WHAT TO DO:
Extract the lines that hold the string "from".
------------------------------------
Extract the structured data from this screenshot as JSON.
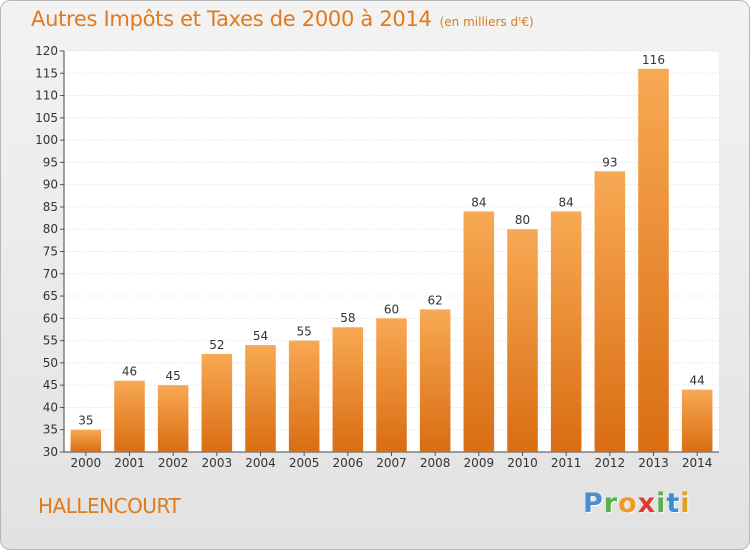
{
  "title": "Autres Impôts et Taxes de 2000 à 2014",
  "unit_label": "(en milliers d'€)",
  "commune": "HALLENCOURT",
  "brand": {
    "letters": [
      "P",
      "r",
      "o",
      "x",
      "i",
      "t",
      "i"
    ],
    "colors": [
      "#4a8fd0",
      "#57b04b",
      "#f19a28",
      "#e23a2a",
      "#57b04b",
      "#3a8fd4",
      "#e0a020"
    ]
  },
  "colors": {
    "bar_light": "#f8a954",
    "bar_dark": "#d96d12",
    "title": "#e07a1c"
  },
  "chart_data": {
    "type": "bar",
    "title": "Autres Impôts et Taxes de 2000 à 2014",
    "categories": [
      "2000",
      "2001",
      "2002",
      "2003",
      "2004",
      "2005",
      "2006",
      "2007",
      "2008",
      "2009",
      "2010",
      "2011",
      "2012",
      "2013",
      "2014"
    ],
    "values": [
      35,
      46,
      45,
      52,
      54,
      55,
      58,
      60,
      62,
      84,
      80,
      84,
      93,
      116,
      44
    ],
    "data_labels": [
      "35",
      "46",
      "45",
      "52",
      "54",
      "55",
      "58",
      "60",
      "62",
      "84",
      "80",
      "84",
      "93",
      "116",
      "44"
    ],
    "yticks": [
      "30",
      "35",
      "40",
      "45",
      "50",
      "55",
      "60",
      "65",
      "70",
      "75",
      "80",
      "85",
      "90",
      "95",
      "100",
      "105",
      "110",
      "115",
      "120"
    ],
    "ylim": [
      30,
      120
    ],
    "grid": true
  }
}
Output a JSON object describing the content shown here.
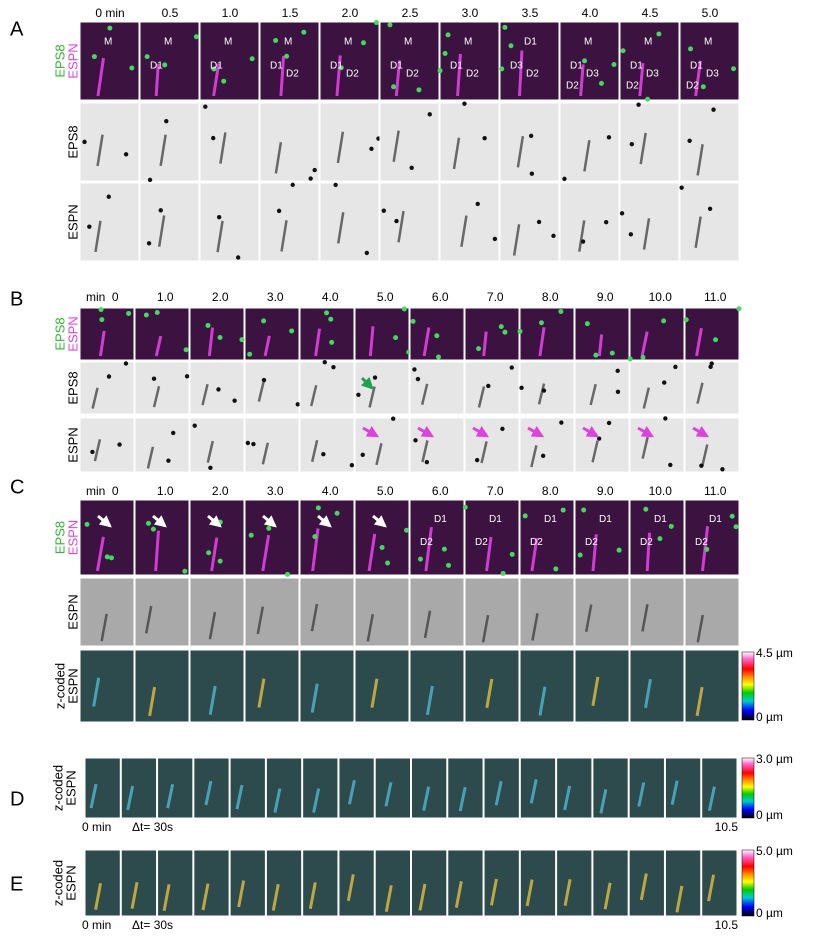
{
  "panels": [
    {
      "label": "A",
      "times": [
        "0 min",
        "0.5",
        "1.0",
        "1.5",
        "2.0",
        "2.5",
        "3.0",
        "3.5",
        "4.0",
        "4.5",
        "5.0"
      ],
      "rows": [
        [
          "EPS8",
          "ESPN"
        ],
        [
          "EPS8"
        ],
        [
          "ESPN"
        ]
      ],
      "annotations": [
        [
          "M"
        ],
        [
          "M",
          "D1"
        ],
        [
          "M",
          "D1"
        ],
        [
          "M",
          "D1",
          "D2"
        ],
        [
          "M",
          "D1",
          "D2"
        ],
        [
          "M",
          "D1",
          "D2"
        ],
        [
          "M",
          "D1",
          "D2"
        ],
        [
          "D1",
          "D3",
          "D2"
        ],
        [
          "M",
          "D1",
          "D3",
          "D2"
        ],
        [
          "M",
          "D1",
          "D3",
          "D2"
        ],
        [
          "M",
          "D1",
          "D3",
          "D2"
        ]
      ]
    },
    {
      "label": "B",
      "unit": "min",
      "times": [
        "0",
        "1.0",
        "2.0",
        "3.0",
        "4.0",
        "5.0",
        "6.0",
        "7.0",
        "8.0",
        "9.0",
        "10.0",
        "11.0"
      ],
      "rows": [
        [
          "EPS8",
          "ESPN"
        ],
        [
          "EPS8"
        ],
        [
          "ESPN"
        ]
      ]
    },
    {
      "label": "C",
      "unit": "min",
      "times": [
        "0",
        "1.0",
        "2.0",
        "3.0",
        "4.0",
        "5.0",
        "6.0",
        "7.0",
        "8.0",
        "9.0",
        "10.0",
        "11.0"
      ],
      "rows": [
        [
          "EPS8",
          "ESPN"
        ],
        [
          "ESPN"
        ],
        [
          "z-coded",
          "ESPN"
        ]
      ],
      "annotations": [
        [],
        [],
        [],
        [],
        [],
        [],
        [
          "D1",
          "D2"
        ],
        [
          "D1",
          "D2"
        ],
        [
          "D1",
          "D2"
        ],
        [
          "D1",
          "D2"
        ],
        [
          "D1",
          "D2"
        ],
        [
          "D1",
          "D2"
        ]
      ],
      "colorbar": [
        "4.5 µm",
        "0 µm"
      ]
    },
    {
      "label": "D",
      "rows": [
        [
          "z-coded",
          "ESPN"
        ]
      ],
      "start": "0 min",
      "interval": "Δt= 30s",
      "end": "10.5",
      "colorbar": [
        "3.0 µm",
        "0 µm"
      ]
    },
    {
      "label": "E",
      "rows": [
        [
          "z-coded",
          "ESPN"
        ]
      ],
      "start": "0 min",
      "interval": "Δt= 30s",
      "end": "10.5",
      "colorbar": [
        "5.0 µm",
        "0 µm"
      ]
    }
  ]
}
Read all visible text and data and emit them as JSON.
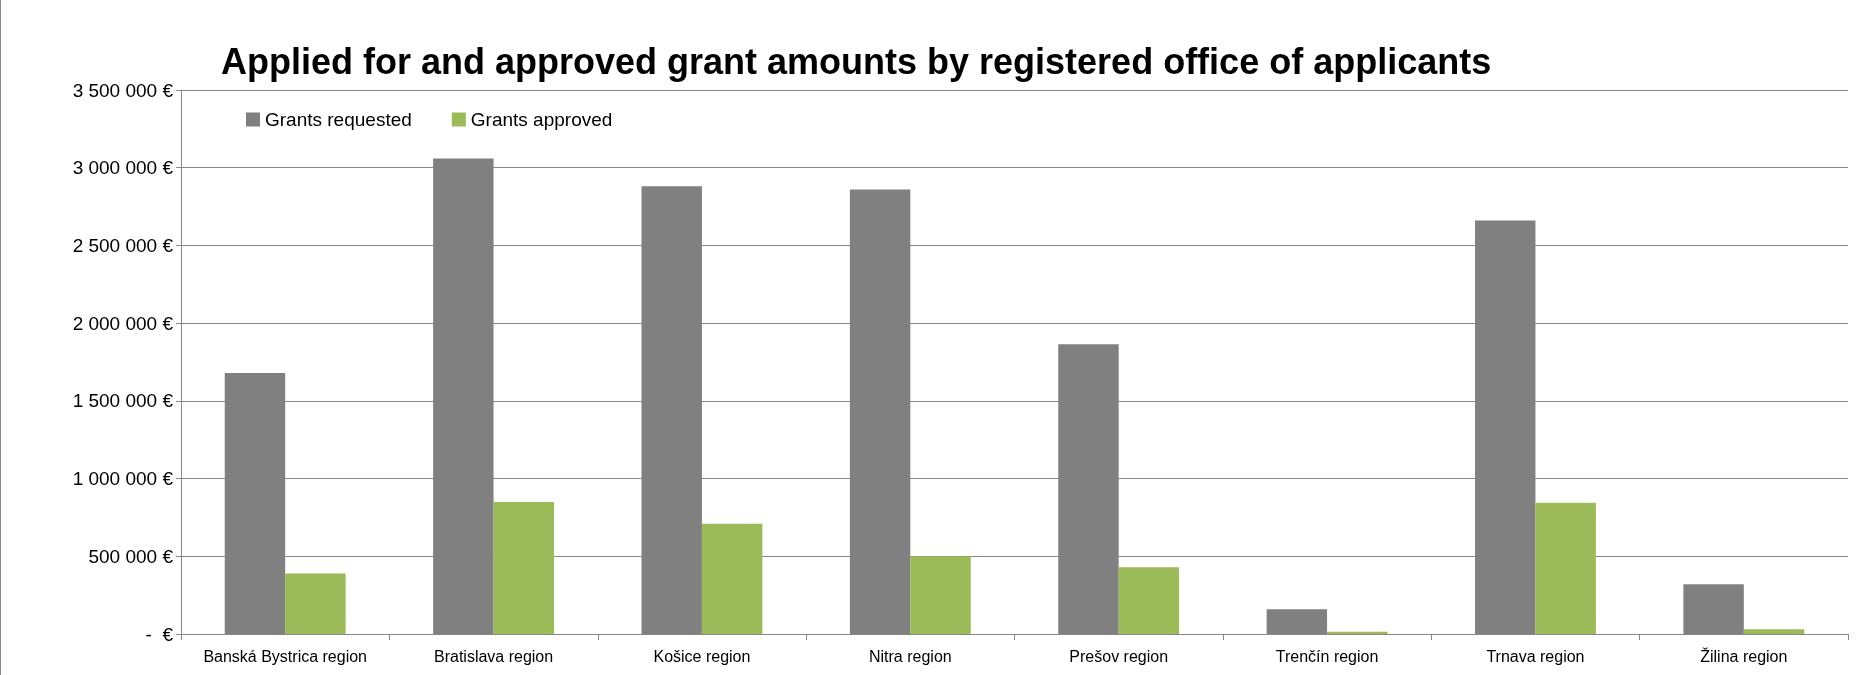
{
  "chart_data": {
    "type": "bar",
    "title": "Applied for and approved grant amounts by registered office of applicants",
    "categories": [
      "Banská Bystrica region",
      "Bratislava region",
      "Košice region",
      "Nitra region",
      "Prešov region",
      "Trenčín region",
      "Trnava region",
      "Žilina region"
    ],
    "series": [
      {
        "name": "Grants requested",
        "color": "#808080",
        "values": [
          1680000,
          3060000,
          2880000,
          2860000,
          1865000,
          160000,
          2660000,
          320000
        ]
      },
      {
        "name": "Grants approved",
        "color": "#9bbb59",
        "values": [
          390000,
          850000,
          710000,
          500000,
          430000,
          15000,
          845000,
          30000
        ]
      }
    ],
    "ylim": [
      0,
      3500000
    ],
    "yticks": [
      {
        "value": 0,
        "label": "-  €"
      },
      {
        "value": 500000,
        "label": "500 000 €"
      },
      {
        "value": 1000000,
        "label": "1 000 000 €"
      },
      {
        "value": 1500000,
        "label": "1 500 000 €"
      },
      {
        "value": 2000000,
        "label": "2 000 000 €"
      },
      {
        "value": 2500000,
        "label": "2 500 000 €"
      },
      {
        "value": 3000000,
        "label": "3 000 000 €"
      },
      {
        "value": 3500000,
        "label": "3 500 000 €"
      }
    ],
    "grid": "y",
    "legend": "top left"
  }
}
------------------------------------
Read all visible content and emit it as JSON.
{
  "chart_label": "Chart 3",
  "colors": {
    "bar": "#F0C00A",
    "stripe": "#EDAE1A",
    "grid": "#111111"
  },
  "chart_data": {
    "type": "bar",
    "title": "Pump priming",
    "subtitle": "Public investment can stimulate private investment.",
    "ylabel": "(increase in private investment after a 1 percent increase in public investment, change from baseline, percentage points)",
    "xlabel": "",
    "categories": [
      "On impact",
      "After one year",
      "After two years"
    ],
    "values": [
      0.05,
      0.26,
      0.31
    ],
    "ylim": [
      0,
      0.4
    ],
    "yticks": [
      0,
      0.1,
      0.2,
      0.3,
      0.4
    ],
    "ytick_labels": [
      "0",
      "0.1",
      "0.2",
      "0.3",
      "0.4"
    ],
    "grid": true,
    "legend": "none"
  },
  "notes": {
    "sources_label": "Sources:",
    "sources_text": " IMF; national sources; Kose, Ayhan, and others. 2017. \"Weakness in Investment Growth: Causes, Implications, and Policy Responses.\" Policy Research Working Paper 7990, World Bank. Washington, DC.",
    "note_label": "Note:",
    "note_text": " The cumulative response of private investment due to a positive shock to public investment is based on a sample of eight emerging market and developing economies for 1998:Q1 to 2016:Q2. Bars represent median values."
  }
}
------------------------------------
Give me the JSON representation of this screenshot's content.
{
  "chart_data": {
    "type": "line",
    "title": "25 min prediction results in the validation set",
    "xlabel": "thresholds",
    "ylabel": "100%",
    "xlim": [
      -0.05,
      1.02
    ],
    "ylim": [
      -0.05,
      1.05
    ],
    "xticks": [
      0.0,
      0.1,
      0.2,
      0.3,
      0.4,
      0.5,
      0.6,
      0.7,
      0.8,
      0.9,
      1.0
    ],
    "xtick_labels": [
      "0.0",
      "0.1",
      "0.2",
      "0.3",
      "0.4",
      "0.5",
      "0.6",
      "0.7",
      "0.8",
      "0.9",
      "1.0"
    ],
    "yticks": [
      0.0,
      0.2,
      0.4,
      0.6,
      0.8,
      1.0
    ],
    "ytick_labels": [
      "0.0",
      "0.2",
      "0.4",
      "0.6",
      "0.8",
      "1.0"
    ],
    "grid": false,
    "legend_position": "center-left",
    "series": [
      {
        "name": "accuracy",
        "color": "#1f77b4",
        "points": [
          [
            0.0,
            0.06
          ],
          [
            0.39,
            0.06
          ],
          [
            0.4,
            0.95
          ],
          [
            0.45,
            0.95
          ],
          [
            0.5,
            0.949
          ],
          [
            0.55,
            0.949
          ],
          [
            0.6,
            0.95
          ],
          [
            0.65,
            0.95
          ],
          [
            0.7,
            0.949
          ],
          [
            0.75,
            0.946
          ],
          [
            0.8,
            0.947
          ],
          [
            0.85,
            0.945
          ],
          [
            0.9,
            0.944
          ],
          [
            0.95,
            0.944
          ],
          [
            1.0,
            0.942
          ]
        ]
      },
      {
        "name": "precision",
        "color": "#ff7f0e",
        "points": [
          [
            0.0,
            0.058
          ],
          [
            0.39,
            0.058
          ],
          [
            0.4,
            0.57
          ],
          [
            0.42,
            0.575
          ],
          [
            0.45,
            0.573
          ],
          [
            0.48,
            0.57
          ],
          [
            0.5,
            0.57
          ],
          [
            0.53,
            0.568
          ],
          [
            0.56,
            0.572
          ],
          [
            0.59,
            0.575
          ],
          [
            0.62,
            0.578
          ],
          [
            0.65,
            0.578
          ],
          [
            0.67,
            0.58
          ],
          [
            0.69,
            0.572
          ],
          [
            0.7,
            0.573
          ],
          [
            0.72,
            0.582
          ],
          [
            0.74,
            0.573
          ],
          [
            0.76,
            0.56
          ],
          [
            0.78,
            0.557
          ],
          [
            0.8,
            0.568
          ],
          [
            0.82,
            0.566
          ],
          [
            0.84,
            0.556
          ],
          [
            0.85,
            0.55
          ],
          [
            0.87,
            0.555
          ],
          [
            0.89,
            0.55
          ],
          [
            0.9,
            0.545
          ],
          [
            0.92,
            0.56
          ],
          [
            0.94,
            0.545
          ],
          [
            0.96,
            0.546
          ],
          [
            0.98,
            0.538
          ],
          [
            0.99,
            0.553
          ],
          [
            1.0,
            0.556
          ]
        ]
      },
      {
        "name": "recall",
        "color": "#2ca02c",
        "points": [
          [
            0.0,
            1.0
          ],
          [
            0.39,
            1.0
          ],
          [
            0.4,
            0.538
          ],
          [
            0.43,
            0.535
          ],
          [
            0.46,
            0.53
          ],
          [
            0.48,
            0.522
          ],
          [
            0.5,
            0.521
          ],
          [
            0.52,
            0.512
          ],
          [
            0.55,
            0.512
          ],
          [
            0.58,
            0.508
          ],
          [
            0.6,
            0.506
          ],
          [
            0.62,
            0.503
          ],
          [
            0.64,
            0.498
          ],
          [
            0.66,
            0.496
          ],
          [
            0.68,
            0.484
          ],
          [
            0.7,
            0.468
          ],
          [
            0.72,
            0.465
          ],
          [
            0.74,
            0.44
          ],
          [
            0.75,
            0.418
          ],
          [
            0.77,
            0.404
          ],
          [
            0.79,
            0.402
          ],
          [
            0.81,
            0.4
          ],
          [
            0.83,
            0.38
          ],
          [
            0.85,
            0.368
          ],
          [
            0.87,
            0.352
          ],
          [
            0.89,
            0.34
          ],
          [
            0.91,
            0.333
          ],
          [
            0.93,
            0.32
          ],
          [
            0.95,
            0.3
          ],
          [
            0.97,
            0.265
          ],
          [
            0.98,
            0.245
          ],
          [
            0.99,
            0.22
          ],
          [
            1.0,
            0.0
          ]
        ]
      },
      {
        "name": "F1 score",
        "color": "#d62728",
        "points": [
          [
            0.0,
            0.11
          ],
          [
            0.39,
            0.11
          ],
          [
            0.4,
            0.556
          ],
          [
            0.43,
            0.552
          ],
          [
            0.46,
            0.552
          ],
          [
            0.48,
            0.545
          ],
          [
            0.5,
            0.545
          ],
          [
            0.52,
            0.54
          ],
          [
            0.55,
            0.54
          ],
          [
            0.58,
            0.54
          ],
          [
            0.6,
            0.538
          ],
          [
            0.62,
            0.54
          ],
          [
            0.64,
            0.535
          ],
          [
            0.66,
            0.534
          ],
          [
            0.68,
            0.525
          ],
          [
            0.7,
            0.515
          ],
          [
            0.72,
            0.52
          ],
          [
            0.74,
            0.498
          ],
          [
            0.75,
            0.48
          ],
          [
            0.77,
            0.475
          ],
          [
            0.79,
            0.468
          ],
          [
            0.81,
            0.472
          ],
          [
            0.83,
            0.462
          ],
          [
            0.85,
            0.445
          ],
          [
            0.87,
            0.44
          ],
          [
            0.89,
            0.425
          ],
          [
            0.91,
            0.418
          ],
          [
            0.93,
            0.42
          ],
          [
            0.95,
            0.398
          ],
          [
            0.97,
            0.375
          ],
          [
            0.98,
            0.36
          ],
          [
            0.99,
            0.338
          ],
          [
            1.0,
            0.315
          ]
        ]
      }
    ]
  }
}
------------------------------------
ANSWER TO THIS EXERCISE:
Extract the structured data from this screenshot as JSON.
    "ylabel": "(increase in private investment after a 1 percent increase in public investment, change from baseline, percentage points)",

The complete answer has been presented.